Text block:
Segment Open

And Then: An Account of the Last Three Years

I forgot how to write in 2019. I was still doing it to some extent, nouns and verbs here and there, publishing the odd post and scribbling notes to myself in the various places I stash ideas, but I had become confused. The internet soured. Each time I logged on, I felt myself permeated by incoherence, as if each day’s assault of random interestingness was a kind of cosmic radiation, weakening my bones, shredding DNA, mutating my sense of self, place and purpose.

At the same time, my twenty year career as a college librarian was unraveling. I lost connection to the work I was doing, had done and had felt to be important. The place I was working became poisonous, a place that celebrated mediocrity and prized uncritical conformity. The feel-good phraseology of employment as “work family” took hold, and directionless “innovation” masked an institutional rot that still breaks my heart.

The larger world seemed no better. Everywhere I looked, I saw once-trusted systems breaking. “We can’t keep living like this”: the mantra circling like smoke in my mind.

I started talk therapy (again) with an affable, but himself exhausted, therapist who helped me understand the turn a mind often takes in midlife. We talked a lot about the physical experience I had of staring into woods at night and feeling myself being swallowed by darkness, which seemed the inescapable fact of death — mine, yours, everyone and everything. It was, in psychological terms, a depression. It was, in spiritual terms, liberation. He helped me see that I didn’t have to do the things I had been doing. I didn’t have to continue thinking myself a plaything of what others deemed important or useful or vital. I could define these things for myself. He prescribed James Hollis and Robert Bly and poetry and writing and running and meditation. He prescribed family and friends and community.

And then: the pandemic.

Segment Closed

Given entries:
Segment Open

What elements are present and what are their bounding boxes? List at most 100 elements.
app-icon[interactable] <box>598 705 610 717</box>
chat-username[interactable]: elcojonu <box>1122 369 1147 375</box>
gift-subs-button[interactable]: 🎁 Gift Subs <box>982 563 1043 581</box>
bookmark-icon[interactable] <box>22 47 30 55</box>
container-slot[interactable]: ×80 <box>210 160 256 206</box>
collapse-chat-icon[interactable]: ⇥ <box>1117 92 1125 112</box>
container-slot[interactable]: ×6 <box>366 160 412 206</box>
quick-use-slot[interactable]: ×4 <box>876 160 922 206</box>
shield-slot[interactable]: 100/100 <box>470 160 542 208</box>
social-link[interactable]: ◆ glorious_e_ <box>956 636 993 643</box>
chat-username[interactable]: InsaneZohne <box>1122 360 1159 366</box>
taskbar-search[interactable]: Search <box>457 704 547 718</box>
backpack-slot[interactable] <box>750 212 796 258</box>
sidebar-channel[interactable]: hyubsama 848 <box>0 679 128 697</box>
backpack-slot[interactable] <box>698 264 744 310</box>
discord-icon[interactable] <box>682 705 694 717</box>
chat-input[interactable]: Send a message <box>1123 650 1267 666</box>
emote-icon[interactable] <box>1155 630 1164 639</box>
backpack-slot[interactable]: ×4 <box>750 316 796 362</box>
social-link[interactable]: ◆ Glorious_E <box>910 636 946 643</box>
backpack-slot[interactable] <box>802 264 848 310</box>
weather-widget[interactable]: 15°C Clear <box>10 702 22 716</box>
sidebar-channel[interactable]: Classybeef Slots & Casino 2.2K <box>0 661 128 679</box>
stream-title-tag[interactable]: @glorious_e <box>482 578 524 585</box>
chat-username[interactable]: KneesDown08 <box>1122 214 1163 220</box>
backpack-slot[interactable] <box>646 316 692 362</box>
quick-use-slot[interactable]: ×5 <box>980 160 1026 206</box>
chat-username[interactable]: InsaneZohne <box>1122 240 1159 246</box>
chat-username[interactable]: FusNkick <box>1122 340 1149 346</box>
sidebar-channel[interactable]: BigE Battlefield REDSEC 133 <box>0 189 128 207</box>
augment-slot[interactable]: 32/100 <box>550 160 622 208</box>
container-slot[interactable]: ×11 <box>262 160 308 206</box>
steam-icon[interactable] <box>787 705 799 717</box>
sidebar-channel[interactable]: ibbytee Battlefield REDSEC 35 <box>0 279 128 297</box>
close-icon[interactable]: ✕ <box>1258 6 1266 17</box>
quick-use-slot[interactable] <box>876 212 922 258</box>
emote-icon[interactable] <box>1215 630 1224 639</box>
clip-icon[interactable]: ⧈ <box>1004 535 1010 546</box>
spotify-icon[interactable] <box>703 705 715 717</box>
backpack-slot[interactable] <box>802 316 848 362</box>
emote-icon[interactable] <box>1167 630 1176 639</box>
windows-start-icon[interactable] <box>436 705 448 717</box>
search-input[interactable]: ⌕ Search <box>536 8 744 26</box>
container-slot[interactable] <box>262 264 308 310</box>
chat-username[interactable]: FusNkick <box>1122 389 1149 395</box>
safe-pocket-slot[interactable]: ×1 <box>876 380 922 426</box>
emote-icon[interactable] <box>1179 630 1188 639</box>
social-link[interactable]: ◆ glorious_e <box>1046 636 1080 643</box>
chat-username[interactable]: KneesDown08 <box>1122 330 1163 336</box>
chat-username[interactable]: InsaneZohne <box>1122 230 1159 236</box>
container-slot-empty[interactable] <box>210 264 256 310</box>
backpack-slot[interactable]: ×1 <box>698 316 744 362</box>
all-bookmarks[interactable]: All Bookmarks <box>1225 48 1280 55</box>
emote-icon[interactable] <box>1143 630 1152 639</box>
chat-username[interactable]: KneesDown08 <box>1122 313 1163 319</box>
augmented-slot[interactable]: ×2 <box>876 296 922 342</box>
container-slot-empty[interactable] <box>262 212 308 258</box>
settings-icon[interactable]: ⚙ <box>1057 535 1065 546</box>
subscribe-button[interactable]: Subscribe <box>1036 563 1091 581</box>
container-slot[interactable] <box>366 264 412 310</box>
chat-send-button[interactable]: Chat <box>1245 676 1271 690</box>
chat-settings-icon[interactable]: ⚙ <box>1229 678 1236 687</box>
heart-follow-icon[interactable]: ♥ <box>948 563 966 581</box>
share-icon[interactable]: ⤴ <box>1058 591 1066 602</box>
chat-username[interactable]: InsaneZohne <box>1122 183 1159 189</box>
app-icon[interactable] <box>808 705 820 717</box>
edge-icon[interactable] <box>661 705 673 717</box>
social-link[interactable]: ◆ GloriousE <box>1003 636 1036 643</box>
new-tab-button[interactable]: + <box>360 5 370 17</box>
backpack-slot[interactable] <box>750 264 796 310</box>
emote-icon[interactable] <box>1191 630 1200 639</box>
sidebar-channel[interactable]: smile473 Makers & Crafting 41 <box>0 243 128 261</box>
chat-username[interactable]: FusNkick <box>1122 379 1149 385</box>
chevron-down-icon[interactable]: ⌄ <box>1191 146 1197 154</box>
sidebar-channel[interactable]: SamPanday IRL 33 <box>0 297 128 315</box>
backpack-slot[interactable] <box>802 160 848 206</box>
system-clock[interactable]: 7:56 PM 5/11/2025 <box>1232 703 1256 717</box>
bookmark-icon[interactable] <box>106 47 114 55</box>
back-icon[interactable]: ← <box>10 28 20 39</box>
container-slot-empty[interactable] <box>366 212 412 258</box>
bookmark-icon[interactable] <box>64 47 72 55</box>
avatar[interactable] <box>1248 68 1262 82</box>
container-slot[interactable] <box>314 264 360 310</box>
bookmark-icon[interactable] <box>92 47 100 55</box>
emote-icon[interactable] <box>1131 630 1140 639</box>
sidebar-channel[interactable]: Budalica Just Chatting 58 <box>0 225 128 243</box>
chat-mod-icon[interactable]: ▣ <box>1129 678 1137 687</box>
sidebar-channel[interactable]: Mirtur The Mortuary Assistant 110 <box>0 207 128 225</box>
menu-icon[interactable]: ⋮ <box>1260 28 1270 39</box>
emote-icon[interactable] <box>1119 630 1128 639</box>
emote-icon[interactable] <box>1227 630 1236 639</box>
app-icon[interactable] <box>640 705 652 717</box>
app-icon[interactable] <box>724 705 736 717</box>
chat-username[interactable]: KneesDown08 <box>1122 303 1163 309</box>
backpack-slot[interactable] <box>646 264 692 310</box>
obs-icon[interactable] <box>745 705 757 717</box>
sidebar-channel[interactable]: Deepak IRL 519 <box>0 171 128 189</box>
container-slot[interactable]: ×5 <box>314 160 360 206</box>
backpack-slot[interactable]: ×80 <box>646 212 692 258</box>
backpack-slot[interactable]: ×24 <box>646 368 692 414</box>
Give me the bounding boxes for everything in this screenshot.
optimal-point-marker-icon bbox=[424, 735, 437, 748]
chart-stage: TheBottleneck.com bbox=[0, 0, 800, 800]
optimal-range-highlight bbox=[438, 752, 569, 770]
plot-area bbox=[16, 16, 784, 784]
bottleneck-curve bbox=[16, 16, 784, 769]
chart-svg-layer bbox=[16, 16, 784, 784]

Segment Closed

What is required:
Answer these questions about the essay on the last three years:
(a) In what year does the writer say they forgot how to write?
(b) How long had the writer's career as a college librarian lasted?
(c) Which two authors did the therapist prescribe?

Output for this exercise:
(a) 2019
(b) Twenty years
(c) James Hollis and Robert Bly